◆ **Written instruction**
Check each line of the data below for the word "this", then extract the ones that have it.
+ + +
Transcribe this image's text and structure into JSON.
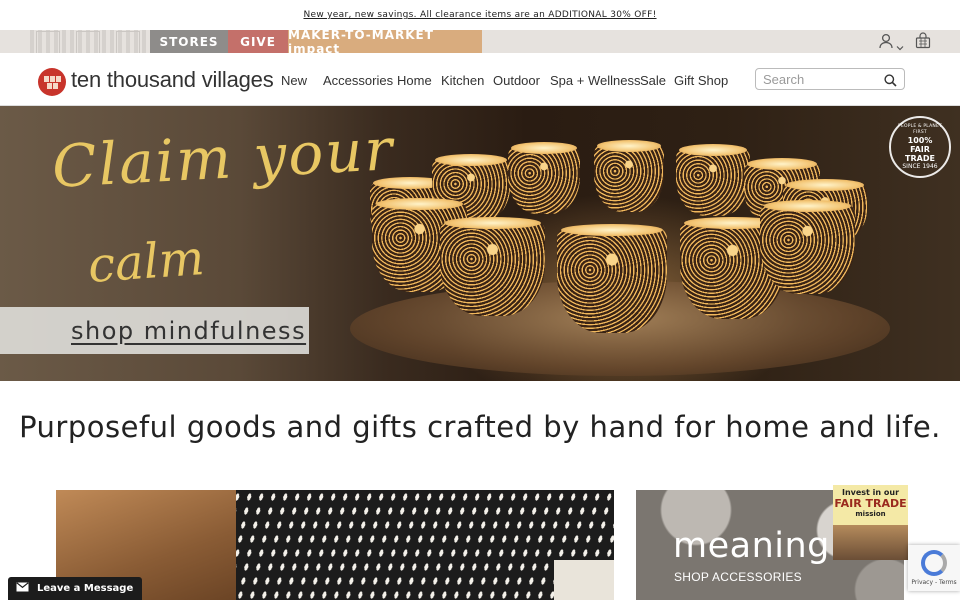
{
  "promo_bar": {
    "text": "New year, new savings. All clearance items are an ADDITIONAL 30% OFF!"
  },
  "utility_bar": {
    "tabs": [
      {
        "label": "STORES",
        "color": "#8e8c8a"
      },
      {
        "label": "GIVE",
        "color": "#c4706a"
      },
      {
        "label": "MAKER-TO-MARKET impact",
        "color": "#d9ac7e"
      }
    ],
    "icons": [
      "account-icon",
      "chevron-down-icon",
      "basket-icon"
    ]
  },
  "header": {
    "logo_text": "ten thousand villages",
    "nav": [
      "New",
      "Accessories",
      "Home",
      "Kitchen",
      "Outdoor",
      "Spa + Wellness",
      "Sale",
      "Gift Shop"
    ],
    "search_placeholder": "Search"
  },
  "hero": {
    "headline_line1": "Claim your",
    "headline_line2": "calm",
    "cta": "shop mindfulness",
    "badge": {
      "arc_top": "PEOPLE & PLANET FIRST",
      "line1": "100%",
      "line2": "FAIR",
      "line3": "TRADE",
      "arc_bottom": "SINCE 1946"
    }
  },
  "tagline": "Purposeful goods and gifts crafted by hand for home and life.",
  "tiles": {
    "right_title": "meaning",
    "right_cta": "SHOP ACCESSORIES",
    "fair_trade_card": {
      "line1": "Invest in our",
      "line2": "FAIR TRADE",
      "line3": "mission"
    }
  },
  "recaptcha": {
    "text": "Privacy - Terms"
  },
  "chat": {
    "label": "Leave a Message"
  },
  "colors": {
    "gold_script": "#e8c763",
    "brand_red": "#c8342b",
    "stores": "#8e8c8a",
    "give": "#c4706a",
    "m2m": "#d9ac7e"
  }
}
+ + +
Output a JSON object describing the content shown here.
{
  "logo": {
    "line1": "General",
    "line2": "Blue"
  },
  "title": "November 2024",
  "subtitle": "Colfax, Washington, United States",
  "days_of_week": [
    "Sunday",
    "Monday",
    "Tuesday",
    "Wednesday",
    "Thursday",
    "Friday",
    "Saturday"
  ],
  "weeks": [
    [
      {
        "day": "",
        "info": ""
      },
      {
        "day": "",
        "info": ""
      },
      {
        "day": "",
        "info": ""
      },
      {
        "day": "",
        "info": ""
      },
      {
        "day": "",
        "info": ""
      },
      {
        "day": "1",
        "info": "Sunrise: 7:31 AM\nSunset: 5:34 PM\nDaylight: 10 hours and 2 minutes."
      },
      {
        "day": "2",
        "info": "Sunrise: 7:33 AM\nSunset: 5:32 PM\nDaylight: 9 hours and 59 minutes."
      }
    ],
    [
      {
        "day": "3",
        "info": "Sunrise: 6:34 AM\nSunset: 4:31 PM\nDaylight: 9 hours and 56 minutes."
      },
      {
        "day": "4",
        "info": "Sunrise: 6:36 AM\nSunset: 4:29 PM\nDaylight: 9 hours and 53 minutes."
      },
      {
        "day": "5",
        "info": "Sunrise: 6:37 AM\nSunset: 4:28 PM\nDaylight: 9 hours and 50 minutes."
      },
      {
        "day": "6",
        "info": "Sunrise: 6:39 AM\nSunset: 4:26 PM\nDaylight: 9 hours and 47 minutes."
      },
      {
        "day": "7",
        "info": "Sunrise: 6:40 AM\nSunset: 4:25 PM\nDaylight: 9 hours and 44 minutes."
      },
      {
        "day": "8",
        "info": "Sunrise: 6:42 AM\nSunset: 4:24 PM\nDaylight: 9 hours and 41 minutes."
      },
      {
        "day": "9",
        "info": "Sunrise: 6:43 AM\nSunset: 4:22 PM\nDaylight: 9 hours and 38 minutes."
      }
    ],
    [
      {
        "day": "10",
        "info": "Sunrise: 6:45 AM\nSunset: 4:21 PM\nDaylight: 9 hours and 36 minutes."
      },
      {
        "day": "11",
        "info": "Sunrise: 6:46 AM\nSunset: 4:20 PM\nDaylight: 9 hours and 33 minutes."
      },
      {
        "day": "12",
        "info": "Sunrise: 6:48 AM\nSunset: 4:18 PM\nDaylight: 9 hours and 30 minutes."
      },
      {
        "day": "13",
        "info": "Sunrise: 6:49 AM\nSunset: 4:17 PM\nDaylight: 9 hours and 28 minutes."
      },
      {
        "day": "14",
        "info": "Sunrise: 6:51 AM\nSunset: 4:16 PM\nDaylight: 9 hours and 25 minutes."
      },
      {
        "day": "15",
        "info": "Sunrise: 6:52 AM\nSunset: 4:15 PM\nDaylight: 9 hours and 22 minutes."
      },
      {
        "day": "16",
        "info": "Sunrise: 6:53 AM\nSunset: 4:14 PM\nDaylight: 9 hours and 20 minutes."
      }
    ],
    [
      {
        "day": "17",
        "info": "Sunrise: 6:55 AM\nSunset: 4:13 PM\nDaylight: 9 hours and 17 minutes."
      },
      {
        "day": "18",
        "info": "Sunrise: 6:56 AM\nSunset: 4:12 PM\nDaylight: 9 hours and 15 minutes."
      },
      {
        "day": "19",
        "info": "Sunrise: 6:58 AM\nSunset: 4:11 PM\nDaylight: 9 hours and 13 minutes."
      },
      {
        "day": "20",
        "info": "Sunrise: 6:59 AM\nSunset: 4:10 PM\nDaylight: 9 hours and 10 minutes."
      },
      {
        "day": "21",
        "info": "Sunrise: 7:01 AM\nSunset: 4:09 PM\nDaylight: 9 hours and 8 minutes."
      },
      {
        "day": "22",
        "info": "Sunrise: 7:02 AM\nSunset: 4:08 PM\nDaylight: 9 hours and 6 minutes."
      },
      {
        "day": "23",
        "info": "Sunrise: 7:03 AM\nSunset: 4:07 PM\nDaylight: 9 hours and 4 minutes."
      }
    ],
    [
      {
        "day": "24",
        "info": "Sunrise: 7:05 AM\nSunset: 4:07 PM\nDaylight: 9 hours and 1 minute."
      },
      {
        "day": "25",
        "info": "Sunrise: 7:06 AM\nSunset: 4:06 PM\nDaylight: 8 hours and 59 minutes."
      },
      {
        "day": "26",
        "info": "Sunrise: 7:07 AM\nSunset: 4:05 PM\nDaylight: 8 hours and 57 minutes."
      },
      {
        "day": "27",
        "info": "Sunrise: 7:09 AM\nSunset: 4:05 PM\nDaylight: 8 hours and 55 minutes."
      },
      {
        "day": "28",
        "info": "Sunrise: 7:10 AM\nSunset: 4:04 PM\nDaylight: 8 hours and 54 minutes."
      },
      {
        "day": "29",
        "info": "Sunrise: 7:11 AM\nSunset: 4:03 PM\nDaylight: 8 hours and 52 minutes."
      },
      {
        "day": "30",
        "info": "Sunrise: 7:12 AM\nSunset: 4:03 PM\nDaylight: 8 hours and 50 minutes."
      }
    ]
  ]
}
+ + +
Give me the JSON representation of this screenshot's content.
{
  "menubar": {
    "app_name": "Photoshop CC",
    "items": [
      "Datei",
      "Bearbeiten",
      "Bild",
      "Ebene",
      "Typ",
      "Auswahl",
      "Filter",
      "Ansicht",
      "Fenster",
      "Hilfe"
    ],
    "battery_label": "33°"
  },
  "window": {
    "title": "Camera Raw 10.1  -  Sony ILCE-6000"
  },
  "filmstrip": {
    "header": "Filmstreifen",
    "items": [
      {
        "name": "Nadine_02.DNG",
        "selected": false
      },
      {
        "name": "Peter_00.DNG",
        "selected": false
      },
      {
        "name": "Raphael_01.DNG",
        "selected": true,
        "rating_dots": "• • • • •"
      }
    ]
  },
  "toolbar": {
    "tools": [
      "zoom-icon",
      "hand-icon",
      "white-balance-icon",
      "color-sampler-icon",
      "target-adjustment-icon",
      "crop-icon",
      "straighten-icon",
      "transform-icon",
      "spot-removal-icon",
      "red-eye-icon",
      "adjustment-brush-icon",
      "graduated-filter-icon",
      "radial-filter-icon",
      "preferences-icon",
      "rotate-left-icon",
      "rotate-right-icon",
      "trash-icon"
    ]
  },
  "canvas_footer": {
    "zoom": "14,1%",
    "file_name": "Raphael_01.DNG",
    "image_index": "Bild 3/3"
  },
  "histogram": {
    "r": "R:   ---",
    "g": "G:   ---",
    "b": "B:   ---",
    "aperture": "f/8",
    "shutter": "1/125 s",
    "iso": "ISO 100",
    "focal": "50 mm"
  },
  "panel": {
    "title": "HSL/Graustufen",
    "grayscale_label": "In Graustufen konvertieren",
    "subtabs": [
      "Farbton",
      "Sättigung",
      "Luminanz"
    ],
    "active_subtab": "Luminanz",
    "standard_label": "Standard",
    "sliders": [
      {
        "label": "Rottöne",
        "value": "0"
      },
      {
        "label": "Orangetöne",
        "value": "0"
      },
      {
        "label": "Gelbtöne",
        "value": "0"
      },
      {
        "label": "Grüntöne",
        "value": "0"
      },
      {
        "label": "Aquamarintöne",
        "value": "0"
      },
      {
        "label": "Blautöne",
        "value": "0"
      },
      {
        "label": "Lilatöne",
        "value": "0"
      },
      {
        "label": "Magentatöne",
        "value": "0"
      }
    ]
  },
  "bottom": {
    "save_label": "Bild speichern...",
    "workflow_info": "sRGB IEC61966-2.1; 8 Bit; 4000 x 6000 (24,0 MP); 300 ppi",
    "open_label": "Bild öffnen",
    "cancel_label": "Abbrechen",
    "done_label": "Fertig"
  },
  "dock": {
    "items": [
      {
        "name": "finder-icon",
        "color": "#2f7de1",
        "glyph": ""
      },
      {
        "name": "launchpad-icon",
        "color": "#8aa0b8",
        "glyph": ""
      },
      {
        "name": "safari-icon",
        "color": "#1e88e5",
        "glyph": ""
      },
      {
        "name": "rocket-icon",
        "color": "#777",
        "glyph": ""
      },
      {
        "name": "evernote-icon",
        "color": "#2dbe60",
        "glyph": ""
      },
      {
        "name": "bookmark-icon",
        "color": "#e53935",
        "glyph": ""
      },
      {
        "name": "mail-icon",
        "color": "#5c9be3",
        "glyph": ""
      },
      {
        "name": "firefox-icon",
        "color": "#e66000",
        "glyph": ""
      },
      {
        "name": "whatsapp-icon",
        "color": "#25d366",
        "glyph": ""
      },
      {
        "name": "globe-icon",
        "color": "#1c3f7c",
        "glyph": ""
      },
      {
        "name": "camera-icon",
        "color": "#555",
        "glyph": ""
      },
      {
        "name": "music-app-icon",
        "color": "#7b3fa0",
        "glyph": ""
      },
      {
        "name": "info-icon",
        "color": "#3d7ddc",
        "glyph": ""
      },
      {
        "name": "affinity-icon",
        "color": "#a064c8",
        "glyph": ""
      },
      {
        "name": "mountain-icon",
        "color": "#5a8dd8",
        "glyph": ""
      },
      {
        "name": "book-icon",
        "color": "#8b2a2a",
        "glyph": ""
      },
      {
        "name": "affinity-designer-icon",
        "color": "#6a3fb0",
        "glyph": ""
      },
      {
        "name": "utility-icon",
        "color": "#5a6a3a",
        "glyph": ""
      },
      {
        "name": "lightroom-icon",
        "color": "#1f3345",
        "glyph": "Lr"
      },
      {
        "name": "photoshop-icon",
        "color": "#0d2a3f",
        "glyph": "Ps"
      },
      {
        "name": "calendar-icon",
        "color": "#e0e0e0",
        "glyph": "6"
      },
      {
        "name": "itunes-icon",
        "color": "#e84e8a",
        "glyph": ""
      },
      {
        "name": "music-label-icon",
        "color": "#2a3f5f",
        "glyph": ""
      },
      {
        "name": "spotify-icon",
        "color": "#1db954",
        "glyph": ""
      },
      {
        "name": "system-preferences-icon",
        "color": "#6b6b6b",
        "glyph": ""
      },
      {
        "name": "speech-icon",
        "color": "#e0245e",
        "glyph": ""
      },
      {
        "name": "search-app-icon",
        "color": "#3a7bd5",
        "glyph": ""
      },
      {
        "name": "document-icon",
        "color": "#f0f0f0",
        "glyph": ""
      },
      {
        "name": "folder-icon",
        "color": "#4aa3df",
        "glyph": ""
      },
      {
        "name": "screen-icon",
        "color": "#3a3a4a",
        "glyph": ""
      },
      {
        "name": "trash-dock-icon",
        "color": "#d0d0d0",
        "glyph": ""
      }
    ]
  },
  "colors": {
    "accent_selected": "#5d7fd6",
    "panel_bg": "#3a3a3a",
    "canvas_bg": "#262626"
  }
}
+ + +
◆ **Reply**
Transcribe this image's text and structure into JSON.
Give me the JSON representation of this screenshot's content.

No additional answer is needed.